[Supplied entries]:
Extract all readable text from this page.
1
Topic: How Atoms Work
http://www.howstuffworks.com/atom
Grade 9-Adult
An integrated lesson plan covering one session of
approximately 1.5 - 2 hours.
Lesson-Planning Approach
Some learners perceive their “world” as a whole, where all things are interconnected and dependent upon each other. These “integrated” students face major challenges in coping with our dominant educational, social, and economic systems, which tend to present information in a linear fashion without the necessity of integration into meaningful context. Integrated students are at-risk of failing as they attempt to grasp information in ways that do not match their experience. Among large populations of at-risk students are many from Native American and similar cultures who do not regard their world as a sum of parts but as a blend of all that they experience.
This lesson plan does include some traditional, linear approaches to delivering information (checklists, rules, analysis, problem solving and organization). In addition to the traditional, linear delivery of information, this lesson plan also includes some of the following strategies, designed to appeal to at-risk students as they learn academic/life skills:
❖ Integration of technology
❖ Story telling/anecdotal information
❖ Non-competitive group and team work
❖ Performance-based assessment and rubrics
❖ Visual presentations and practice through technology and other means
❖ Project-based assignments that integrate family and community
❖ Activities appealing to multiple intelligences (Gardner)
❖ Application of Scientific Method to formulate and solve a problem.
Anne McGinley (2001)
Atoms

[What is required]: Copy out all of the records shown above exactly.

[Solved exercise]:
Extract all readable text from this page.
1
Topic: How Atoms Work
http://www.howstuffworks.com/atom
Grade 9-Adult
An integrated lesson plan covering one session of
approximately 1.5 - 2 hours.
Lesson-Planning Approach
Some learners perceive their “world” as a whole, where all things are interconnected and dependent upon each other. These “integrated” students face major challenges in coping with our dominant educational, social, and economic systems, which tend to present information in a linear fashion without the necessity of integration into meaningful context. Integrated students are at-risk of failing as they attempt to grasp information in ways that do not match their experience. Among large populations of at-risk students are many from Native American and similar cultures who do not regard their world as a sum of parts but as a blend of all that they experience.
This lesson plan does include some traditional, linear approaches to delivering information (checklists, rules, analysis, problem solving and organization). In addition to the traditional, linear delivery of information, this lesson plan also includes some of the following strategies, designed to appeal to at-risk students as they learn academic/life skills:
❖ Integration of technology
❖ Story telling/anecdotal information
❖ Non-competitive group and team work
❖ Performance-based assessment and rubrics
❖ Visual presentations and practice through technology and other means
❖ Project-based assignments that integrate family and community
❖ Activities appealing to multiple intelligences (Gardner)
❖ Application of Scientific Method to formulate and solve a problem.
Anne McGinley (2001)
Atoms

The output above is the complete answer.